━━━━━ Listing ━━━━━

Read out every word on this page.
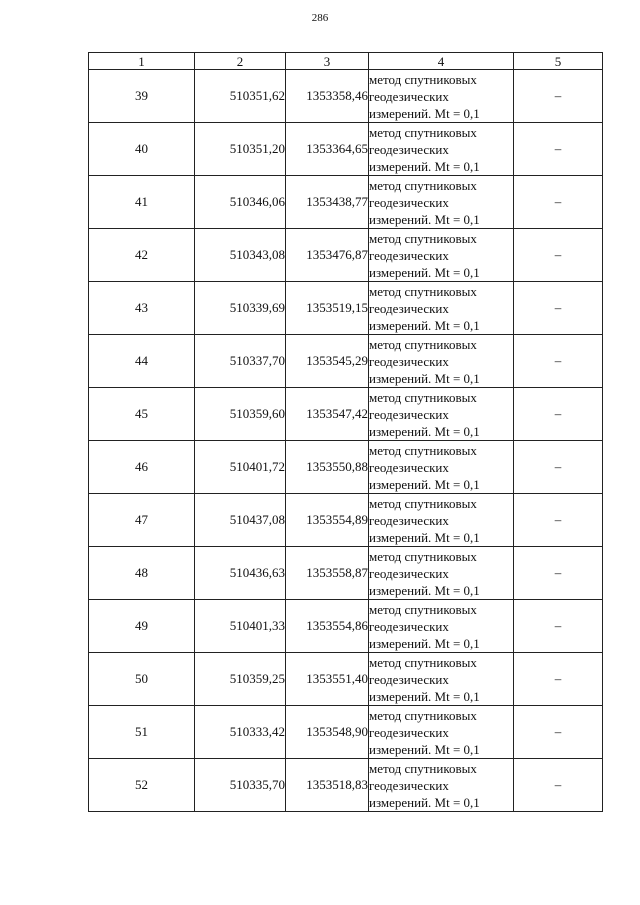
286
1	2	3	4	5
39	510351,62	1353358,46	метод спутниковых
геодезических
измерений. Mt = 0,1	–
40	510351,20	1353364,65	метод спутниковых
геодезических
измерений. Mt = 0,1	–
41	510346,06	1353438,77	метод спутниковых
геодезических
измерений. Mt = 0,1	–
42	510343,08	1353476,87	метод спутниковых
геодезических
измерений. Mt = 0,1	–
43	510339,69	1353519,15	метод спутниковых
геодезических
измерений. Mt = 0,1	–
44	510337,70	1353545,29	метод спутниковых
геодезических
измерений. Mt = 0,1	–
45	510359,60	1353547,42	метод спутниковых
геодезических
измерений. Mt = 0,1	–
46	510401,72	1353550,88	метод спутниковых
геодезических
измерений. Mt = 0,1	–
47	510437,08	1353554,89	метод спутниковых
геодезических
измерений. Mt = 0,1	–
48	510436,63	1353558,87	метод спутниковых
геодезических
измерений. Mt = 0,1	–
49	510401,33	1353554,86	метод спутниковых
геодезических
измерений. Mt = 0,1	–
50	510359,25	1353551,40	метод спутниковых
геодезических
измерений. Mt = 0,1	–
51	510333,42	1353548,90	метод спутниковых
геодезических
измерений. Mt = 0,1	–
52	510335,70	1353518,83	метод спутниковых
геодезических
измерений. Mt = 0,1	–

━━━━━

> [What to work on]: Transcribe the whole listing exactly. Pictures stay out of your copy.

> [Correct answer]:
Read out every word on this page.
286
1	2	3	4	5
39	510351,62	1353358,46	метод спутниковых
геодезических
измерений. Mt = 0,1	–
40	510351,20	1353364,65	метод спутниковых
геодезических
измерений. Mt = 0,1	–
41	510346,06	1353438,77	метод спутниковых
геодезических
измерений. Mt = 0,1	–
42	510343,08	1353476,87	метод спутниковых
геодезических
измерений. Mt = 0,1	–
43	510339,69	1353519,15	метод спутниковых
геодезических
измерений. Mt = 0,1	–
44	510337,70	1353545,29	метод спутниковых
геодезических
измерений. Mt = 0,1	–
45	510359,60	1353547,42	метод спутниковых
геодезических
измерений. Mt = 0,1	–
46	510401,72	1353550,88	метод спутниковых
геодезических
измерений. Mt = 0,1	–
47	510437,08	1353554,89	метод спутниковых
геодезических
измерений. Mt = 0,1	–
48	510436,63	1353558,87	метод спутниковых
геодезических
измерений. Mt = 0,1	–
49	510401,33	1353554,86	метод спутниковых
геодезических
измерений. Mt = 0,1	–
50	510359,25	1353551,40	метод спутниковых
геодезических
измерений. Mt = 0,1	–
51	510333,42	1353548,90	метод спутниковых
геодезических
измерений. Mt = 0,1	–
52	510335,70	1353518,83	метод спутниковых
геодезических
измерений. Mt = 0,1	–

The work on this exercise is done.